start Material for this task

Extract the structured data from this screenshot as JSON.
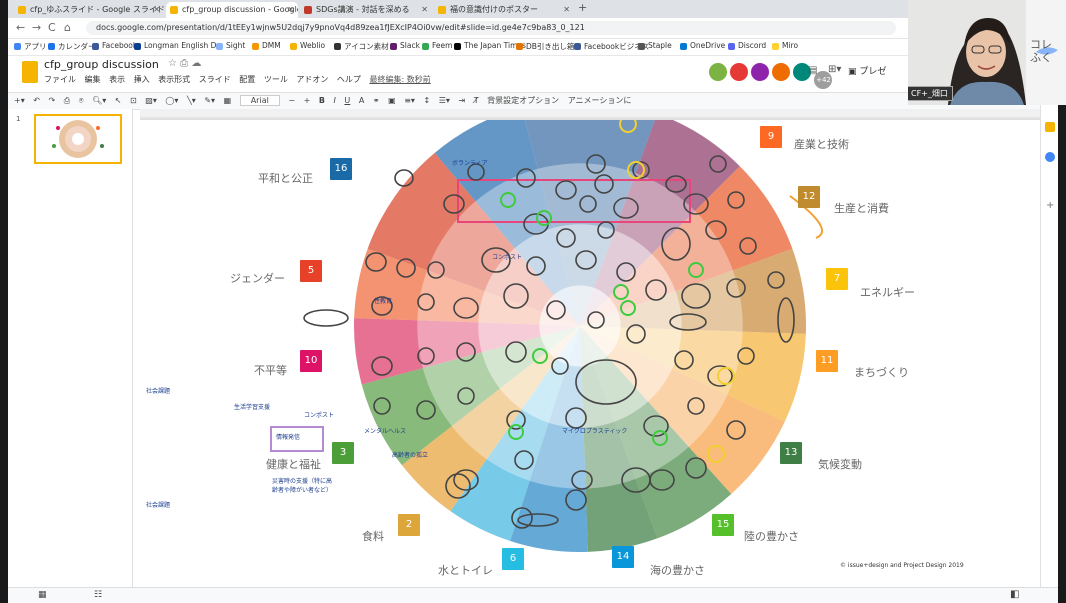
{
  "browser": {
    "tabs": [
      {
        "label": "cfp_ゆふスライド - Google スライド",
        "active": false
      },
      {
        "label": "cfp_group discussion - Google",
        "active": true
      },
      {
        "label": "SDGs講演 - 対話を深める",
        "active": false
      },
      {
        "label": "福の意識付けのポスター",
        "active": false
      }
    ],
    "url": "docs.google.com/presentation/d/1tEEy1wjnw5U2dqj7y9pnoVq4d89zea1fJEXcIP4Oi0vw/edit#slide=id.ge4e7c9ba83_0_121",
    "bookmarks": [
      {
        "label": "アプリ",
        "color": "#4285f4"
      },
      {
        "label": "カレンダー",
        "color": "#1a73e8"
      },
      {
        "label": "Facebook",
        "color": "#3b5998"
      },
      {
        "label": "Longman English D...",
        "color": "#0b3d91"
      },
      {
        "label": "Sight",
        "color": "#8ab4f8"
      },
      {
        "label": "DMM",
        "color": "#f29900"
      },
      {
        "label": "Weblio",
        "color": "#f4b400"
      },
      {
        "label": "アイコン素材",
        "color": "#333333"
      },
      {
        "label": "Slack",
        "color": "#611f69"
      },
      {
        "label": "Feem",
        "color": "#34a853"
      },
      {
        "label": "The Japan Times",
        "color": "#000000"
      },
      {
        "label": "DB引き出し箱",
        "color": "#e37400"
      },
      {
        "label": "Facebookビジネス",
        "color": "#3b5998"
      },
      {
        "label": "Staple",
        "color": "#555555"
      },
      {
        "label": "OneDrive",
        "color": "#0078d4"
      },
      {
        "label": "Discord",
        "color": "#5865f2"
      },
      {
        "label": "Miro",
        "color": "#ffd02f"
      }
    ]
  },
  "slides": {
    "title": "cfp_group discussion",
    "menu": [
      "ファイル",
      "編集",
      "表示",
      "挿入",
      "表示形式",
      "スライド",
      "配置",
      "ツール",
      "アドオン",
      "ヘルプ"
    ],
    "last_edit": "最終編集: 数秒前",
    "present_label": "プレゼ",
    "collaborator_count": "+42",
    "toolbar": {
      "font": "Arial",
      "bg_option": "背景設定オプション",
      "animation": "アニメーションに"
    },
    "slide_number": "1"
  },
  "webcam": {
    "label": "CF+_畑口",
    "overlay_text": [
      "コレ",
      "ふく"
    ]
  },
  "sdg_goals": [
    {
      "name": "平和と公正",
      "num": "16",
      "color": "#1a6aa8"
    },
    {
      "name": "ジェンダー",
      "num": "5",
      "color": "#e8412a"
    },
    {
      "name": "不平等",
      "num": "10",
      "color": "#dd1367"
    },
    {
      "name": "健康と福祉",
      "num": "3",
      "color": "#4c9f38"
    },
    {
      "name": "食料",
      "num": "2",
      "color": "#dda63a"
    },
    {
      "name": "水とトイレ",
      "num": "6",
      "color": "#26bde2"
    },
    {
      "name": "海の豊かさ",
      "num": "14",
      "color": "#0a97d9"
    },
    {
      "name": "陸の豊かさ",
      "num": "15",
      "color": "#56c02b"
    },
    {
      "name": "気候変動",
      "num": "13",
      "color": "#3f7e44"
    },
    {
      "name": "まちづくり",
      "num": "11",
      "color": "#fd9d24"
    },
    {
      "name": "エネルギー",
      "num": "7",
      "color": "#fcc30b"
    },
    {
      "name": "生産と消費",
      "num": "12",
      "color": "#bf8b2e"
    },
    {
      "name": "産業と技術",
      "num": "9",
      "color": "#fd6925"
    }
  ],
  "annotations": {
    "social_issue_1": "社会課題",
    "social_issue_2": "社会課題",
    "support": "生活学習支援",
    "compost_1": "コンポスト",
    "compost_2": "コンポスト",
    "info_box": "情報発信",
    "mental": "メンタルヘルス",
    "elderly": "高齢者の孤立",
    "disaster_note": "災害時の支援（特に高齢者や障がい者など）",
    "microplastic": "マイクロプラスティック",
    "gender_note": "性教育",
    "volunteer": "ボランティア",
    "copyright": "© issue+design and Project Design 2019"
  }
}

end Material for this task

## What is being asked
Omit every image. Quote each record exactly.

## Completed exercise
Extract the structured data from this screenshot as JSON.
{
  "browser": {
    "tabs": [
      {
        "label": "cfp_ゆふスライド - Google スライド",
        "active": false
      },
      {
        "label": "cfp_group discussion - Google",
        "active": true
      },
      {
        "label": "SDGs講演 - 対話を深める",
        "active": false
      },
      {
        "label": "福の意識付けのポスター",
        "active": false
      }
    ],
    "url": "docs.google.com/presentation/d/1tEEy1wjnw5U2dqj7y9pnoVq4d89zea1fJEXcIP4Oi0vw/edit#slide=id.ge4e7c9ba83_0_121",
    "bookmarks": [
      {
        "label": "アプリ",
        "color": "#4285f4"
      },
      {
        "label": "カレンダー",
        "color": "#1a73e8"
      },
      {
        "label": "Facebook",
        "color": "#3b5998"
      },
      {
        "label": "Longman English D...",
        "color": "#0b3d91"
      },
      {
        "label": "Sight",
        "color": "#8ab4f8"
      },
      {
        "label": "DMM",
        "color": "#f29900"
      },
      {
        "label": "Weblio",
        "color": "#f4b400"
      },
      {
        "label": "アイコン素材",
        "color": "#333333"
      },
      {
        "label": "Slack",
        "color": "#611f69"
      },
      {
        "label": "Feem",
        "color": "#34a853"
      },
      {
        "label": "The Japan Times",
        "color": "#000000"
      },
      {
        "label": "DB引き出し箱",
        "color": "#e37400"
      },
      {
        "label": "Facebookビジネス",
        "color": "#3b5998"
      },
      {
        "label": "Staple",
        "color": "#555555"
      },
      {
        "label": "OneDrive",
        "color": "#0078d4"
      },
      {
        "label": "Discord",
        "color": "#5865f2"
      },
      {
        "label": "Miro",
        "color": "#ffd02f"
      }
    ]
  },
  "slides": {
    "title": "cfp_group discussion",
    "menu": [
      "ファイル",
      "編集",
      "表示",
      "挿入",
      "表示形式",
      "スライド",
      "配置",
      "ツール",
      "アドオン",
      "ヘルプ"
    ],
    "last_edit": "最終編集: 数秒前",
    "present_label": "プレゼ",
    "collaborator_count": "+42",
    "toolbar": {
      "font": "Arial",
      "bg_option": "背景設定オプション",
      "animation": "アニメーションに"
    },
    "slide_number": "1"
  },
  "webcam": {
    "label": "CF+_畑口",
    "overlay_text": [
      "コレ",
      "ふく"
    ]
  },
  "sdg_goals": [
    {
      "name": "平和と公正",
      "num": "16",
      "color": "#1a6aa8"
    },
    {
      "name": "ジェンダー",
      "num": "5",
      "color": "#e8412a"
    },
    {
      "name": "不平等",
      "num": "10",
      "color": "#dd1367"
    },
    {
      "name": "健康と福祉",
      "num": "3",
      "color": "#4c9f38"
    },
    {
      "name": "食料",
      "num": "2",
      "color": "#dda63a"
    },
    {
      "name": "水とトイレ",
      "num": "6",
      "color": "#26bde2"
    },
    {
      "name": "海の豊かさ",
      "num": "14",
      "color": "#0a97d9"
    },
    {
      "name": "陸の豊かさ",
      "num": "15",
      "color": "#56c02b"
    },
    {
      "name": "気候変動",
      "num": "13",
      "color": "#3f7e44"
    },
    {
      "name": "まちづくり",
      "num": "11",
      "color": "#fd9d24"
    },
    {
      "name": "エネルギー",
      "num": "7",
      "color": "#fcc30b"
    },
    {
      "name": "生産と消費",
      "num": "12",
      "color": "#bf8b2e"
    },
    {
      "name": "産業と技術",
      "num": "9",
      "color": "#fd6925"
    }
  ],
  "annotations": {
    "social_issue_1": "社会課題",
    "social_issue_2": "社会課題",
    "support": "生活学習支援",
    "compost_1": "コンポスト",
    "compost_2": "コンポスト",
    "info_box": "情報発信",
    "mental": "メンタルヘルス",
    "elderly": "高齢者の孤立",
    "disaster_note": "災害時の支援（特に高齢者や障がい者など）",
    "microplastic": "マイクロプラスティック",
    "gender_note": "性教育",
    "volunteer": "ボランティア",
    "copyright": "© issue+design and Project Design 2019"
  }
}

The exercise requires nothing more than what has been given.